EXERCISE DIRECTIONS ▸
Examine the records and identify each line that includes the string "weighs". Copy those lines.

DATA LINES ▸

▬▬▬

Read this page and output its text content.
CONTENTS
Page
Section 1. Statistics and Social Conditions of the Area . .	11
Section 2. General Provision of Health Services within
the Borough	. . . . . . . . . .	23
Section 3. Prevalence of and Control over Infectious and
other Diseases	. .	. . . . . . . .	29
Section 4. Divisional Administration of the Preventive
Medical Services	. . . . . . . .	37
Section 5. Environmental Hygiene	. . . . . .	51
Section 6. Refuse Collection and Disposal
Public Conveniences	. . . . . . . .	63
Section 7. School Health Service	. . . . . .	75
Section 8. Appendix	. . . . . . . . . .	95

▬▬▬

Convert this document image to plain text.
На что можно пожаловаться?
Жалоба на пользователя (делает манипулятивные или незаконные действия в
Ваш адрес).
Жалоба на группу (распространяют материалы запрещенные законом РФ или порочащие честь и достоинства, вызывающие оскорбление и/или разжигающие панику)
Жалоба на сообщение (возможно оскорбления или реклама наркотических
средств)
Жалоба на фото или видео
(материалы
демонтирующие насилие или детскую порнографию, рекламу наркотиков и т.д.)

▬▬▬

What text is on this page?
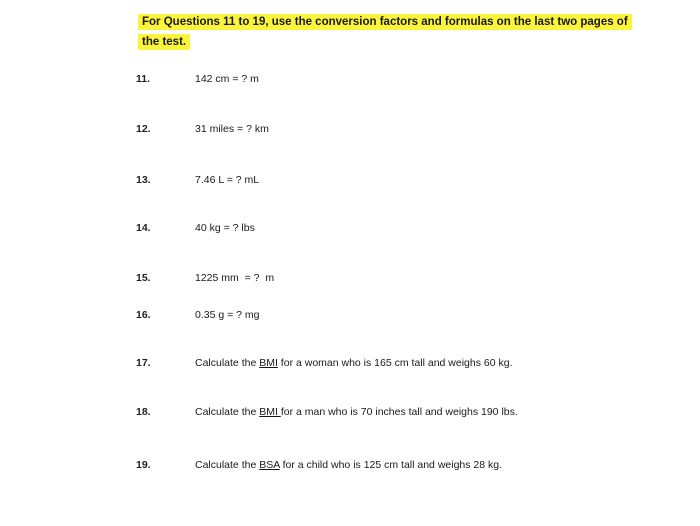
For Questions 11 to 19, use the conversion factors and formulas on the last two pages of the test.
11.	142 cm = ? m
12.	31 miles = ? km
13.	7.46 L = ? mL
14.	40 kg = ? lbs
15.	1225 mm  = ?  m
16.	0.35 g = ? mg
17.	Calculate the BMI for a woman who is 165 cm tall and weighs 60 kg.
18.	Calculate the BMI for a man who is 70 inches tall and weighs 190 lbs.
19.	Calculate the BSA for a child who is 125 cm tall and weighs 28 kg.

▬▬▬

WORKED SOLUTION ▸
17.	Calculate the BMI for a woman who is 165 cm tall and weighs 60 kg.
18.	Calculate the BMI for a man who is 70 inches tall and weighs 190 lbs.
19.	Calculate the BSA for a child who is 125 cm tall and weighs 28 kg.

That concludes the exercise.